- _WHAT YOU ARE ASKED TO DO_
All of the records listed below should be retyped exactly.
───── DATASET CONTENT ─────
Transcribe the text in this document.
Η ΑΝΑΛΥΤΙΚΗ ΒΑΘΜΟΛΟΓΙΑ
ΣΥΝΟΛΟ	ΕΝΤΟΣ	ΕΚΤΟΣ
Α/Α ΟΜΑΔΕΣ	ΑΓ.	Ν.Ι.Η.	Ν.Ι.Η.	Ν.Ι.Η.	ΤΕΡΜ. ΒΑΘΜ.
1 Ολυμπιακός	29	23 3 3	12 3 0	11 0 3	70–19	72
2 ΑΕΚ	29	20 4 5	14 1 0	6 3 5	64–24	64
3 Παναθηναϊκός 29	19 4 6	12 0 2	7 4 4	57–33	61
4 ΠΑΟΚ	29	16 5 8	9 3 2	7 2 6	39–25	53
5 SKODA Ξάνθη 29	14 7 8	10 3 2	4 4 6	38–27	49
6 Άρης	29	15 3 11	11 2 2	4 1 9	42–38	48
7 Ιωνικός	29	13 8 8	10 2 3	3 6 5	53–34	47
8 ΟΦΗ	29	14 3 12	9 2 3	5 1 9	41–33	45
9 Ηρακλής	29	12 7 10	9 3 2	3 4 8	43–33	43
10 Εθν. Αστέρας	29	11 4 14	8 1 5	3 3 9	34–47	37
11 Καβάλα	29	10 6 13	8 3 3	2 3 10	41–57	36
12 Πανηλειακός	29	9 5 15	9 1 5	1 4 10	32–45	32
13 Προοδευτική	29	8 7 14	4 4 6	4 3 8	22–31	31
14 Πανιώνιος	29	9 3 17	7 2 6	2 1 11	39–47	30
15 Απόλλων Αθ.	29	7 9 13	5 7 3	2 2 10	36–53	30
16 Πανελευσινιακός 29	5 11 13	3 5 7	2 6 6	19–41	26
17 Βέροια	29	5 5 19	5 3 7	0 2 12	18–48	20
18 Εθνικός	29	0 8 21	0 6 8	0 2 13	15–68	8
─────
- _FULL OUTPUT_
Transcribe the text in this document.
Η ΑΝΑΛΥΤΙΚΗ ΒΑΘΜΟΛΟΓΙΑ
ΣΥΝΟΛΟ	ΕΝΤΟΣ	ΕΚΤΟΣ
Α/Α ΟΜΑΔΕΣ	ΑΓ.	Ν.Ι.Η.	Ν.Ι.Η.	Ν.Ι.Η.	ΤΕΡΜ. ΒΑΘΜ.
1 Ολυμπιακός	29	23 3 3	12 3 0	11 0 3	70–19	72
2 ΑΕΚ	29	20 4 5	14 1 0	6 3 5	64–24	64
3 Παναθηναϊκός 29	19 4 6	12 0 2	7 4 4	57–33	61
4 ΠΑΟΚ	29	16 5 8	9 3 2	7 2 6	39–25	53
5 SKODA Ξάνθη 29	14 7 8	10 3 2	4 4 6	38–27	49
6 Άρης	29	15 3 11	11 2 2	4 1 9	42–38	48
7 Ιωνικός	29	13 8 8	10 2 3	3 6 5	53–34	47
8 ΟΦΗ	29	14 3 12	9 2 3	5 1 9	41–33	45
9 Ηρακλής	29	12 7 10	9 3 2	3 4 8	43–33	43
10 Εθν. Αστέρας	29	11 4 14	8 1 5	3 3 9	34–47	37
11 Καβάλα	29	10 6 13	8 3 3	2 3 10	41–57	36
12 Πανηλειακός	29	9 5 15	9 1 5	1 4 10	32–45	32
13 Προοδευτική	29	8 7 14	4 4 6	4 3 8	22–31	31
14 Πανιώνιος	29	9 3 17	7 2 6	2 1 11	39–47	30
15 Απόλλων Αθ.	29	7 9 13	5 7 3	2 2 10	36–53	30
16 Πανελευσινιακός 29	5 11 13	3 5 7	2 6 6	19–41	26
17 Βέροια	29	5 5 19	5 3 7	0 2 12	18–48	20
18 Εθνικός	29	0 8 21	0 6 8	0 2 13	15–68	8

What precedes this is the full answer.